══ Information given
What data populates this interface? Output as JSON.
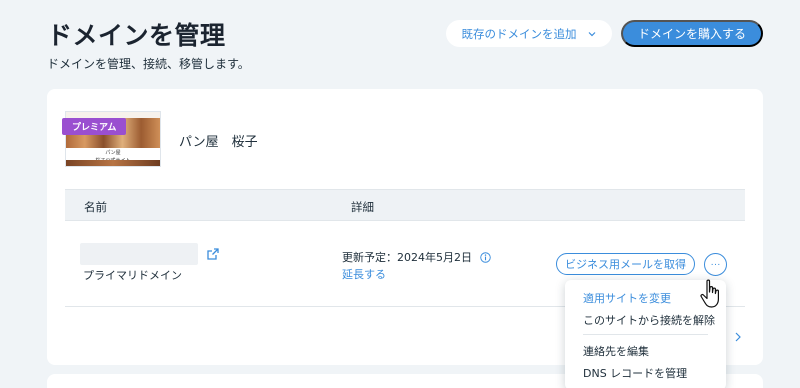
{
  "header": {
    "title": "ドメインを管理",
    "subtitle": "ドメインを管理、接続、移管します。",
    "add_existing_label": "既存のドメインを追加",
    "buy_label": "ドメインを購入する"
  },
  "site": {
    "badge": "プレミアム",
    "name": "パン屋　桜子",
    "thumb_line1": "パン屋",
    "thumb_line2": "桜子公式サイト"
  },
  "table": {
    "columns": [
      "名前",
      "詳細"
    ]
  },
  "domain_row": {
    "type_label": "プライマリドメイン",
    "renewal_text": "更新予定：2024年5月2日",
    "extend_label": "延長する",
    "email_button_label": "ビジネス用メールを取得",
    "more_button_label": "···"
  },
  "menu": {
    "items": [
      "適用サイトを変更",
      "このサイトから接続を解除",
      "連絡先を編集",
      "DNS レコードを管理"
    ]
  },
  "colors": {
    "accent": "#3b8ddc",
    "badge": "#9a4fd0",
    "background": "#f0f4f7"
  }
}
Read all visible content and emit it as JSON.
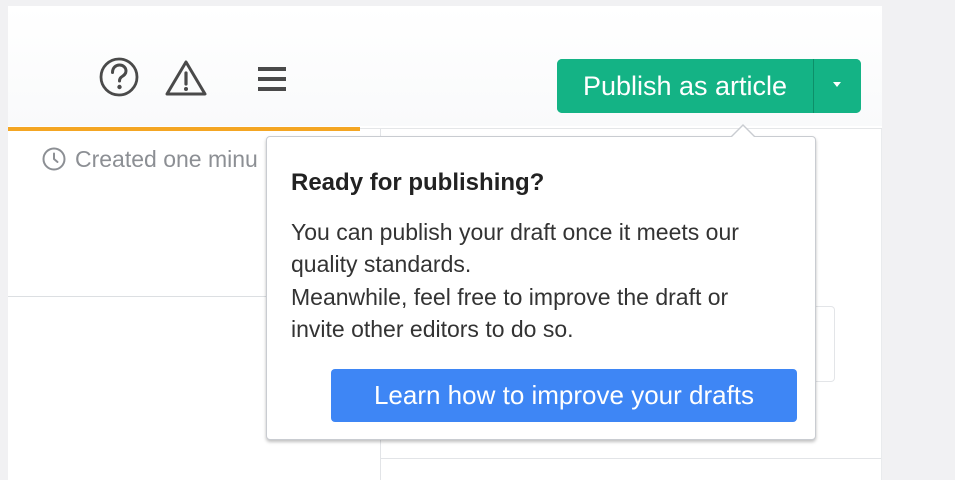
{
  "toolbar": {
    "icons": [
      "help-icon",
      "warning-icon",
      "menu-icon"
    ],
    "publish_label": "Publish as article",
    "publish_color": "#14b385",
    "dropdown_icon": "caret-down-icon"
  },
  "tab": {
    "progress_color": "#f4a623"
  },
  "meta": {
    "clock_icon": "clock-icon",
    "created_text": "Created one minu"
  },
  "popover": {
    "title": "Ready for publishing?",
    "body_lines": [
      "You can publish your draft once it meets our",
      "quality standards.",
      "Meanwhile, feel free to improve the draft or",
      "invite other editors to do so."
    ],
    "learn_label": "Learn how to improve your drafts",
    "learn_color": "#3e86f5"
  }
}
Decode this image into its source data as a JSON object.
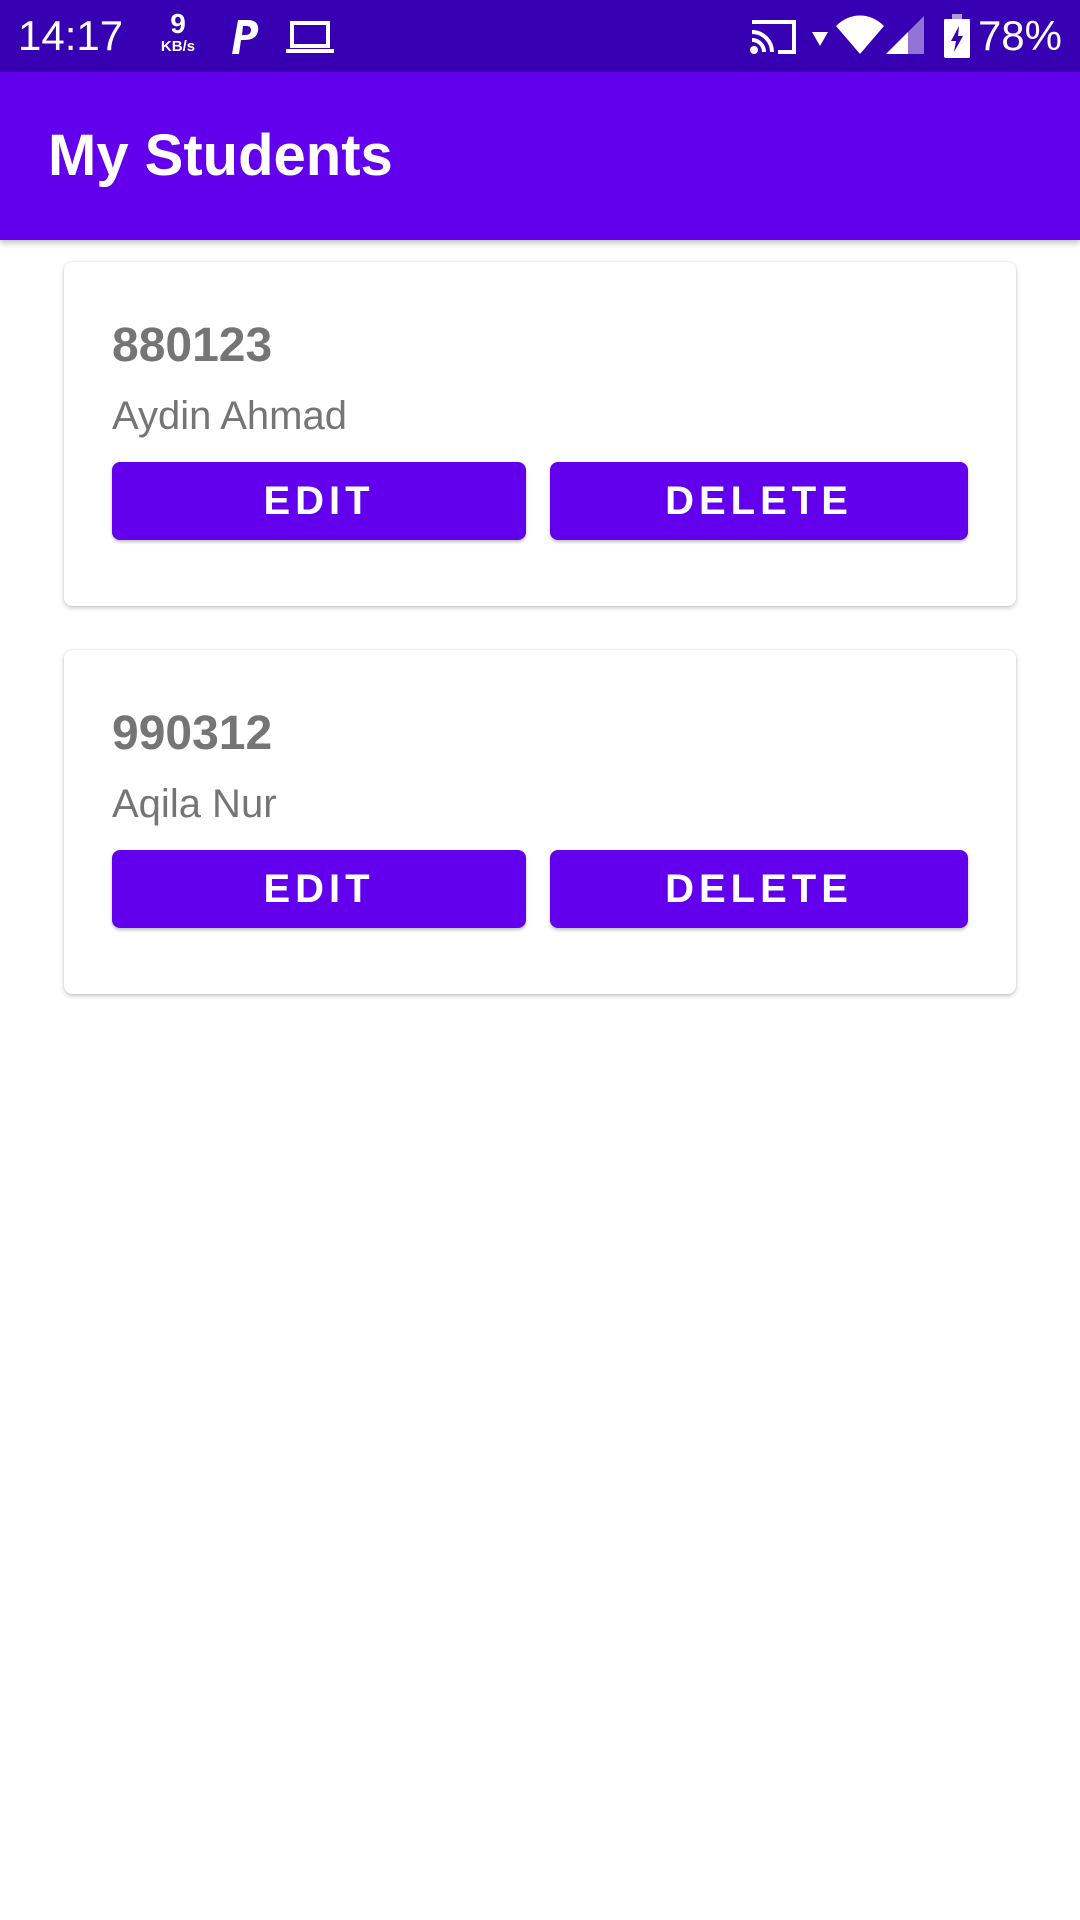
{
  "status_bar": {
    "time": "14:17",
    "net_speed_value": "9",
    "net_speed_unit": "KB/s",
    "battery_percent": "78%",
    "icons": [
      "parking-icon",
      "laptop-icon",
      "cast-icon",
      "wifi-icon",
      "signal-icon",
      "battery-charging-icon"
    ]
  },
  "app_bar": {
    "title": "My Students"
  },
  "students": [
    {
      "id": "880123",
      "name": "Aydin Ahmad",
      "edit_label": "EDIT",
      "delete_label": "DELETE"
    },
    {
      "id": "990312",
      "name": "Aqila Nur",
      "edit_label": "EDIT",
      "delete_label": "DELETE"
    }
  ],
  "colors": {
    "status_bar": "#3700b3",
    "primary": "#6200ee",
    "card_text": "#757575"
  }
}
════
Return the lines of the records that include the string "data".

→ Answer in full:
What data populates this interface? Output as JSON.
Decode this image into its source data as a JSON object.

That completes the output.